--- start PROVIDED INFORMATION ---
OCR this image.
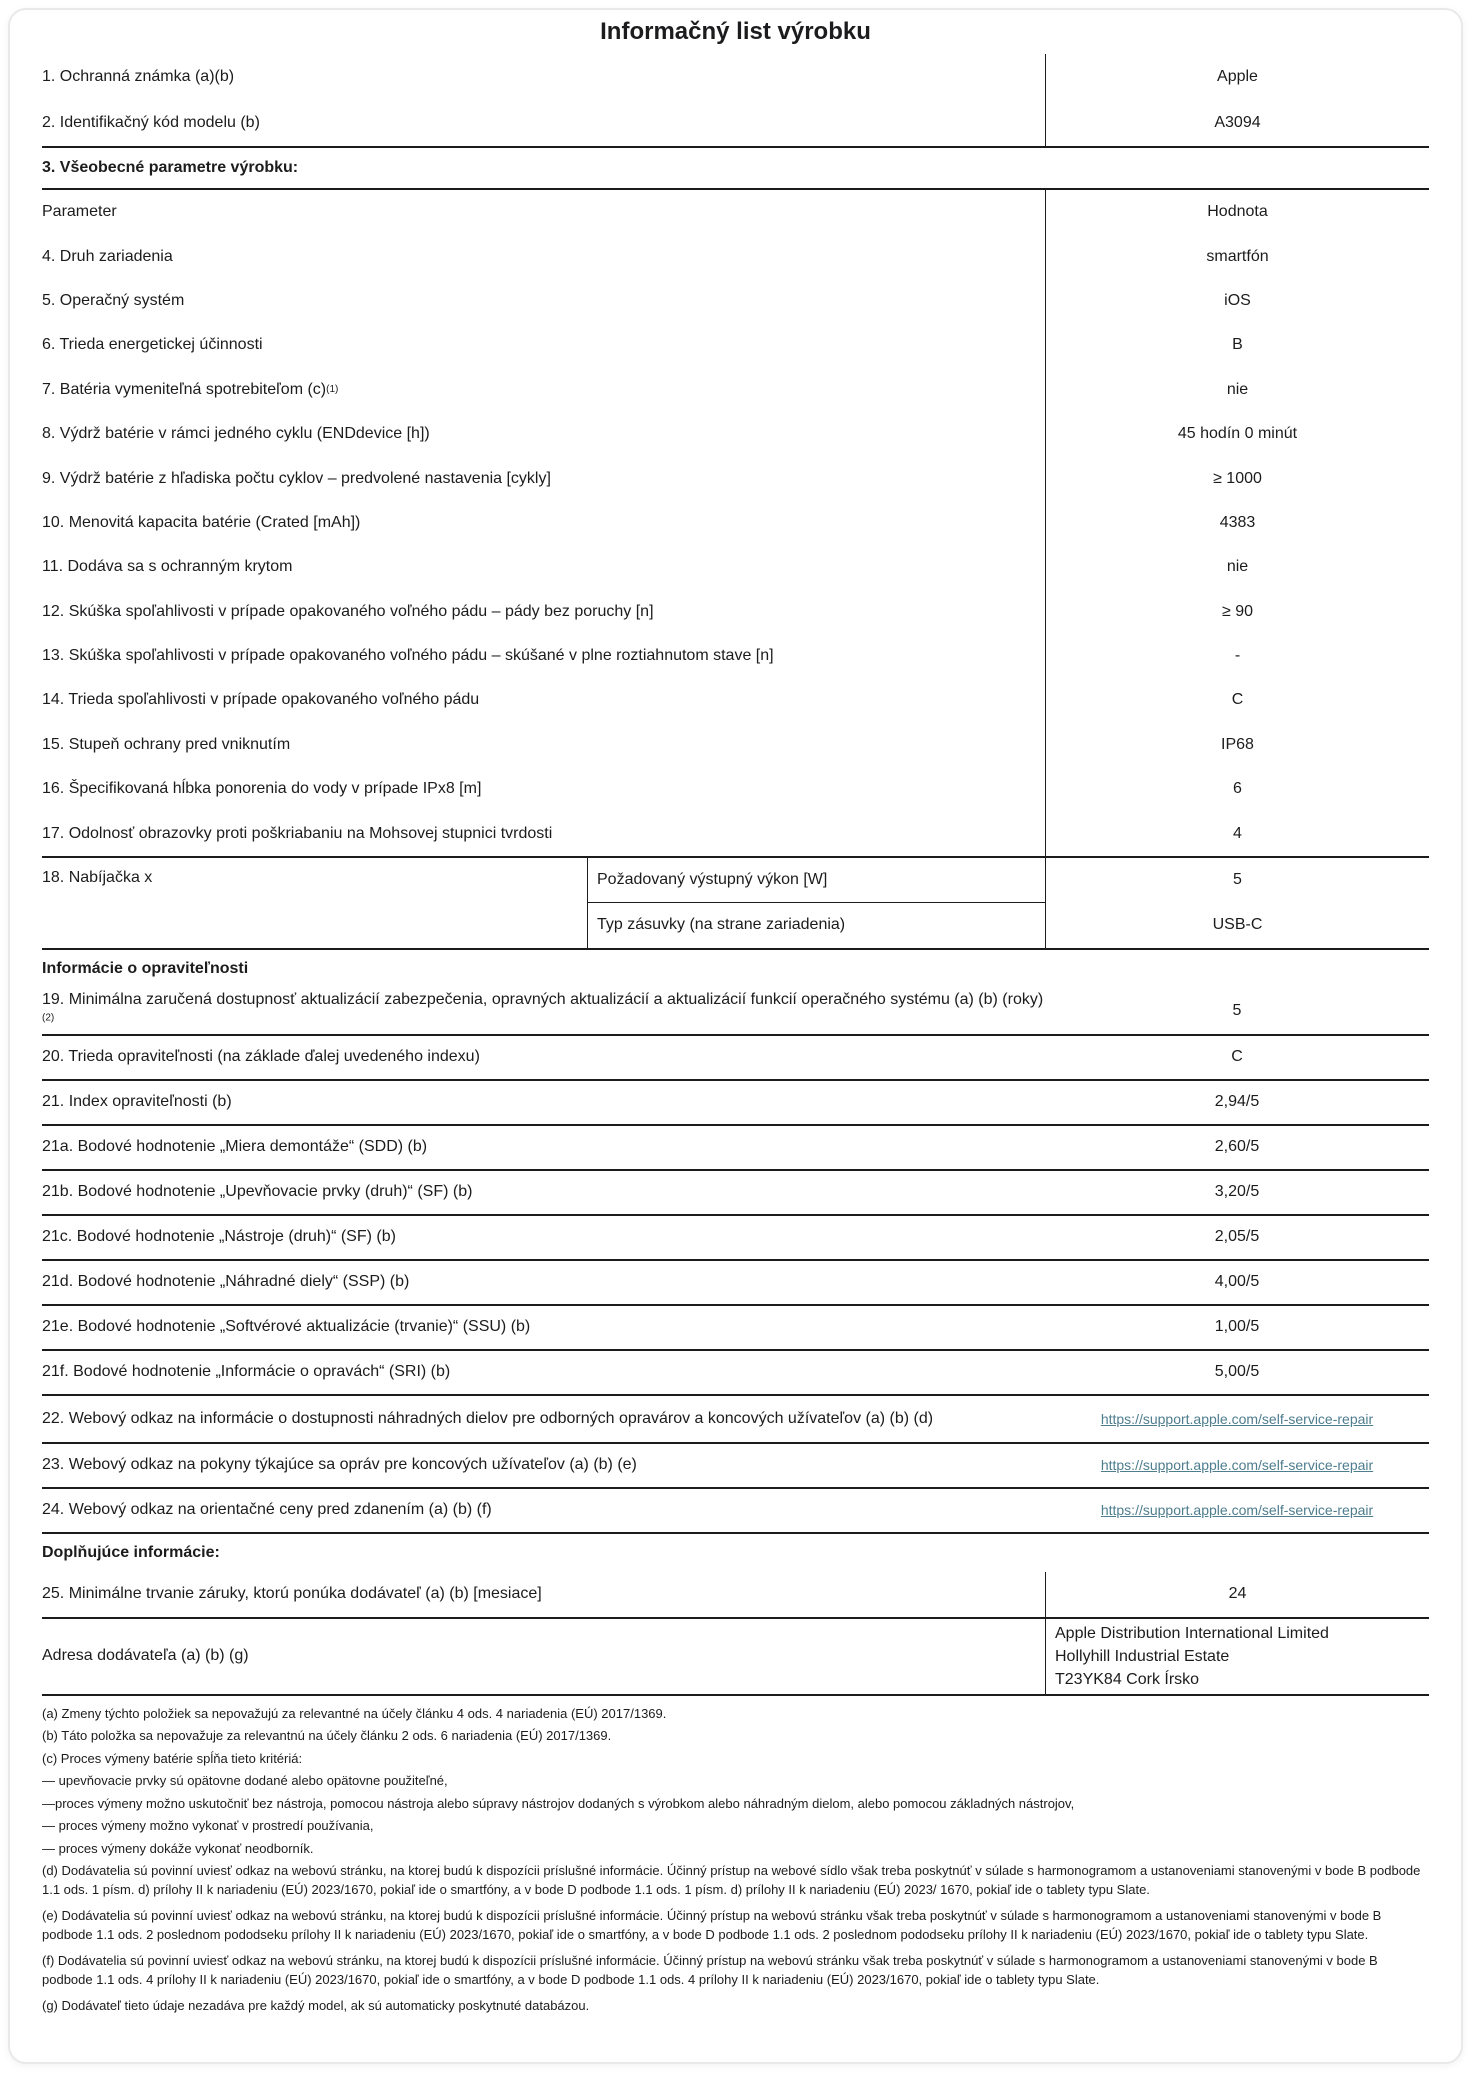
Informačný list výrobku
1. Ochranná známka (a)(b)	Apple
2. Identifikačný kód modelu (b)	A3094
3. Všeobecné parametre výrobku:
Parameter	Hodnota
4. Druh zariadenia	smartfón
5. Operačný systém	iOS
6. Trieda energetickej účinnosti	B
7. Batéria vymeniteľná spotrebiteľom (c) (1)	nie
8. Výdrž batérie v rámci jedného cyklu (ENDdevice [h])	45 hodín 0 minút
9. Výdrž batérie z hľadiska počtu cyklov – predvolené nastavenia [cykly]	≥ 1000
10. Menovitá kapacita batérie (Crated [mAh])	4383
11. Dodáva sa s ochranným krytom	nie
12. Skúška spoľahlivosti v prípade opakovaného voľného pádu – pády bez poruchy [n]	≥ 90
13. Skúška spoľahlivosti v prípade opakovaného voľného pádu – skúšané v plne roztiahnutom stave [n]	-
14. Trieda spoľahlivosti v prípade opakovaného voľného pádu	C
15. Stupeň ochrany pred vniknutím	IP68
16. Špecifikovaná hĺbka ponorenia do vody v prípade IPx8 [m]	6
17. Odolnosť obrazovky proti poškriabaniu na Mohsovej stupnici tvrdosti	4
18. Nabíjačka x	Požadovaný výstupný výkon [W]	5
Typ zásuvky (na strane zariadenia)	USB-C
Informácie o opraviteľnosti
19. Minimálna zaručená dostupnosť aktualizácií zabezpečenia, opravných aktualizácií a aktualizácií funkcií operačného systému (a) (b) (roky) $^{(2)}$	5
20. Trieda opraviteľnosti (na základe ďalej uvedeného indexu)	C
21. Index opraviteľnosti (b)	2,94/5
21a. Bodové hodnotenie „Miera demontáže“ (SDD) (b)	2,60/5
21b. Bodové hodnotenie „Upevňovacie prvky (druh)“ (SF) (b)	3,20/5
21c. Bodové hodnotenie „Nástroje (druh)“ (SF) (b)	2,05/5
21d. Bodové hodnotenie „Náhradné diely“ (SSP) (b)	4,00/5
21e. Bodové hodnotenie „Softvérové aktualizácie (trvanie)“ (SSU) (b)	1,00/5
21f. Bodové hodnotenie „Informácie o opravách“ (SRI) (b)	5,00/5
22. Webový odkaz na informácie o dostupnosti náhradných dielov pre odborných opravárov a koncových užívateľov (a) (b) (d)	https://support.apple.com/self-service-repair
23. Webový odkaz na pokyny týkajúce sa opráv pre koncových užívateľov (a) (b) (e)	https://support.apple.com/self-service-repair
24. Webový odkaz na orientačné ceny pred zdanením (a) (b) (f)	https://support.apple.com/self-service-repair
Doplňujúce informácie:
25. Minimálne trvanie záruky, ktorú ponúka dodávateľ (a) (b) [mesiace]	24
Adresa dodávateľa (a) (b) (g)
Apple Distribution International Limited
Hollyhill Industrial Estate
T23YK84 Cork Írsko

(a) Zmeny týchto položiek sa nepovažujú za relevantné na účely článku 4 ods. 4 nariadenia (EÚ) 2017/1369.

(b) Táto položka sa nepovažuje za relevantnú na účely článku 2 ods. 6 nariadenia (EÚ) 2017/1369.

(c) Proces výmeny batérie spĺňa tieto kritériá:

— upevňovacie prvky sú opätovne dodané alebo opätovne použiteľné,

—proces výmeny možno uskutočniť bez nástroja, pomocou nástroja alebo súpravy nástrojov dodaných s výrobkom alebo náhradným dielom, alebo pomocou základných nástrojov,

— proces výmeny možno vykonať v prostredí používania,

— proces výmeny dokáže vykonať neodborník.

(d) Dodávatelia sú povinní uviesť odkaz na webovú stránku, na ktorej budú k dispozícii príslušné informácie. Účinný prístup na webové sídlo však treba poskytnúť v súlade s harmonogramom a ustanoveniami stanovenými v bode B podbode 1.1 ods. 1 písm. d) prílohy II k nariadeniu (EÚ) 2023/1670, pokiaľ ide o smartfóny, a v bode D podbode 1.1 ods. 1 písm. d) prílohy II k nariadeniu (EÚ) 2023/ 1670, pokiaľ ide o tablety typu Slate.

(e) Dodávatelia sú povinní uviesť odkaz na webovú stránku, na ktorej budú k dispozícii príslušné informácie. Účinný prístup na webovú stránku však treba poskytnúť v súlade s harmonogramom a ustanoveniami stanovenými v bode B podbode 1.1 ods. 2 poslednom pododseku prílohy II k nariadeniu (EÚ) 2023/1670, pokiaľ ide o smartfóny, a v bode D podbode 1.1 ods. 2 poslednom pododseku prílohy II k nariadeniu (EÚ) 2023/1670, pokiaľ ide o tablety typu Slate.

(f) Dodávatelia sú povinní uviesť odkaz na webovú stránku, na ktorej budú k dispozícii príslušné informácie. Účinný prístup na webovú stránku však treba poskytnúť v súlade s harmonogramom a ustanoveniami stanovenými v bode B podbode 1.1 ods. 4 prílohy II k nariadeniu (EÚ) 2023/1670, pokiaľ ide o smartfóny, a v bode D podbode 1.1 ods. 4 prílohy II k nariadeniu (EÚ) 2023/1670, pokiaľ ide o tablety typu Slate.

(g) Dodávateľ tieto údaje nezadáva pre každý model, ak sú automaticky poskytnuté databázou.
--- end PROVIDED INFORMATION ---
# [THE PROBLEM]
Every entry must be reproduced exactly, with the images left out.

# [WRITTEN SOLUTION]
OCR this image.
Informačný list výrobku
1. Ochranná známka (a)(b)	Apple
2. Identifikačný kód modelu (b)	A3094
3. Všeobecné parametre výrobku:
Parameter	Hodnota
4. Druh zariadenia	smartfón
5. Operačný systém	iOS
6. Trieda energetickej účinnosti	B
7. Batéria vymeniteľná spotrebiteľom (c) (1)	nie
8. Výdrž batérie v rámci jedného cyklu (ENDdevice [h])	45 hodín 0 minút
9. Výdrž batérie z hľadiska počtu cyklov – predvolené nastavenia [cykly]	≥ 1000
10. Menovitá kapacita batérie (Crated [mAh])	4383
11. Dodáva sa s ochranným krytom	nie
12. Skúška spoľahlivosti v prípade opakovaného voľného pádu – pády bez poruchy [n]	≥ 90
13. Skúška spoľahlivosti v prípade opakovaného voľného pádu – skúšané v plne roztiahnutom stave [n]	-
14. Trieda spoľahlivosti v prípade opakovaného voľného pádu	C
15. Stupeň ochrany pred vniknutím	IP68
16. Špecifikovaná hĺbka ponorenia do vody v prípade IPx8 [m]	6
17. Odolnosť obrazovky proti poškriabaniu na Mohsovej stupnici tvrdosti	4
18. Nabíjačka x	Požadovaný výstupný výkon [W]	5
Typ zásuvky (na strane zariadenia)	USB-C
Informácie o opraviteľnosti
19. Minimálna zaručená dostupnosť aktualizácií zabezpečenia, opravných aktualizácií a aktualizácií funkcií operačného systému (a) (b) (roky) $^{(2)}$	5
20. Trieda opraviteľnosti (na základe ďalej uvedeného indexu)	C
21. Index opraviteľnosti (b)	2,94/5
21a. Bodové hodnotenie „Miera demontáže“ (SDD) (b)	2,60/5
21b. Bodové hodnotenie „Upevňovacie prvky (druh)“ (SF) (b)	3,20/5
21c. Bodové hodnotenie „Nástroje (druh)“ (SF) (b)	2,05/5
21d. Bodové hodnotenie „Náhradné diely“ (SSP) (b)	4,00/5
21e. Bodové hodnotenie „Softvérové aktualizácie (trvanie)“ (SSU) (b)	1,00/5
21f. Bodové hodnotenie „Informácie o opravách“ (SRI) (b)	5,00/5
22. Webový odkaz na informácie o dostupnosti náhradných dielov pre odborných opravárov a koncových užívateľov (a) (b) (d)	https://support.apple.com/self-service-repair
23. Webový odkaz na pokyny týkajúce sa opráv pre koncových užívateľov (a) (b) (e)	https://support.apple.com/self-service-repair
24. Webový odkaz na orientačné ceny pred zdanením (a) (b) (f)	https://support.apple.com/self-service-repair
Doplňujúce informácie:
25. Minimálne trvanie záruky, ktorú ponúka dodávateľ (a) (b) [mesiace]	24
Adresa dodávateľa (a) (b) (g)
Apple Distribution International Limited
Hollyhill Industrial Estate
T23YK84 Cork Írsko

(a) Zmeny týchto položiek sa nepovažujú za relevantné na účely článku 4 ods. 4 nariadenia (EÚ) 2017/1369.

(b) Táto položka sa nepovažuje za relevantnú na účely článku 2 ods. 6 nariadenia (EÚ) 2017/1369.

(c) Proces výmeny batérie spĺňa tieto kritériá:

— upevňovacie prvky sú opätovne dodané alebo opätovne použiteľné,

—proces výmeny možno uskutočniť bez nástroja, pomocou nástroja alebo súpravy nástrojov dodaných s výrobkom alebo náhradným dielom, alebo pomocou základných nástrojov,

— proces výmeny možno vykonať v prostredí používania,

— proces výmeny dokáže vykonať neodborník.

(d) Dodávatelia sú povinní uviesť odkaz na webovú stránku, na ktorej budú k dispozícii príslušné informácie. Účinný prístup na webové sídlo však treba poskytnúť v súlade s harmonogramom a ustanoveniami stanovenými v bode B podbode 1.1 ods. 1 písm. d) prílohy II k nariadeniu (EÚ) 2023/1670, pokiaľ ide o smartfóny, a v bode D podbode 1.1 ods. 1 písm. d) prílohy II k nariadeniu (EÚ) 2023/ 1670, pokiaľ ide o tablety typu Slate.

(e) Dodávatelia sú povinní uviesť odkaz na webovú stránku, na ktorej budú k dispozícii príslušné informácie. Účinný prístup na webovú stránku však treba poskytnúť v súlade s harmonogramom a ustanoveniami stanovenými v bode B podbode 1.1 ods. 2 poslednom pododseku prílohy II k nariadeniu (EÚ) 2023/1670, pokiaľ ide o smartfóny, a v bode D podbode 1.1 ods. 2 poslednom pododseku prílohy II k nariadeniu (EÚ) 2023/1670, pokiaľ ide o tablety typu Slate.

(f) Dodávatelia sú povinní uviesť odkaz na webovú stránku, na ktorej budú k dispozícii príslušné informácie. Účinný prístup na webovú stránku však treba poskytnúť v súlade s harmonogramom a ustanoveniami stanovenými v bode B podbode 1.1 ods. 4 prílohy II k nariadeniu (EÚ) 2023/1670, pokiaľ ide o smartfóny, a v bode D podbode 1.1 ods. 4 prílohy II k nariadeniu (EÚ) 2023/1670, pokiaľ ide o tablety typu Slate.

(g) Dodávateľ tieto údaje nezadáva pre každý model, ak sú automaticky poskytnuté databázou.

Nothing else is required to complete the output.